### Dataset extract:
########################################

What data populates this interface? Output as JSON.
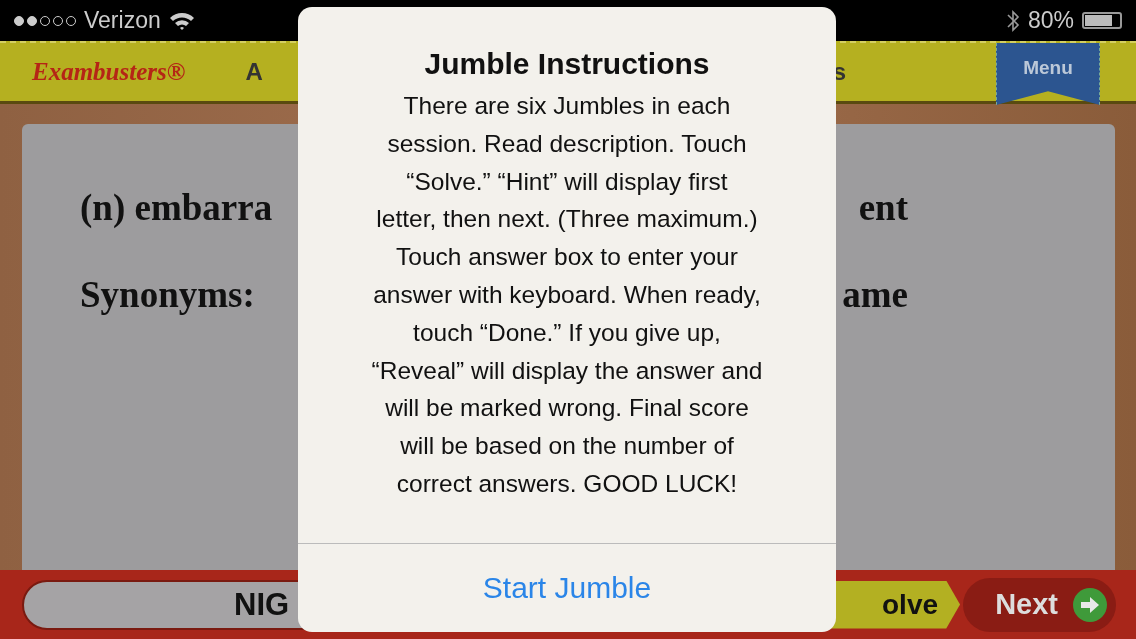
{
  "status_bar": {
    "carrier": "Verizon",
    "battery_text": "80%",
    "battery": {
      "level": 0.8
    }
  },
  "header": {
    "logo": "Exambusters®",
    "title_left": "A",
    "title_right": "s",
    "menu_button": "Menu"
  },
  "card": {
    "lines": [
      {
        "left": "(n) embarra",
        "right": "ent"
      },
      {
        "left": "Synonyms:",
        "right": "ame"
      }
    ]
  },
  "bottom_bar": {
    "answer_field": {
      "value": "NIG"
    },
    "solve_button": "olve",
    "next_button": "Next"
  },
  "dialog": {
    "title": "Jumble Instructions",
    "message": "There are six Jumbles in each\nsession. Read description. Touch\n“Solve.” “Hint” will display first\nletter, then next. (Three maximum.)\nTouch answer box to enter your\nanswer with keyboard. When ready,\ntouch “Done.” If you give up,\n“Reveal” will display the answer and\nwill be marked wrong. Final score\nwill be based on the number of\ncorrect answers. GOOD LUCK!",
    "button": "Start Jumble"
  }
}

########################################

Reproduce the material above in full, exactly, with no images.

### The output:
What data populates this interface? Output as JSON.
{
  "status_bar": {
    "carrier": "Verizon",
    "battery_text": "80%",
    "battery": {
      "level": 0.8
    }
  },
  "header": {
    "logo": "Exambusters®",
    "title_left": "A",
    "title_right": "s",
    "menu_button": "Menu"
  },
  "card": {
    "lines": [
      {
        "left": "(n) embarra",
        "right": "ent"
      },
      {
        "left": "Synonyms:",
        "right": "ame"
      }
    ]
  },
  "bottom_bar": {
    "answer_field": {
      "value": "NIG"
    },
    "solve_button": "olve",
    "next_button": "Next"
  },
  "dialog": {
    "title": "Jumble Instructions",
    "message": "There are six Jumbles in each\nsession. Read description. Touch\n“Solve.” “Hint” will display first\nletter, then next. (Three maximum.)\nTouch answer box to enter your\nanswer with keyboard. When ready,\ntouch “Done.” If you give up,\n“Reveal” will display the answer and\nwill be marked wrong. Final score\nwill be based on the number of\ncorrect answers. GOOD LUCK!",
    "button": "Start Jumble"
  }
}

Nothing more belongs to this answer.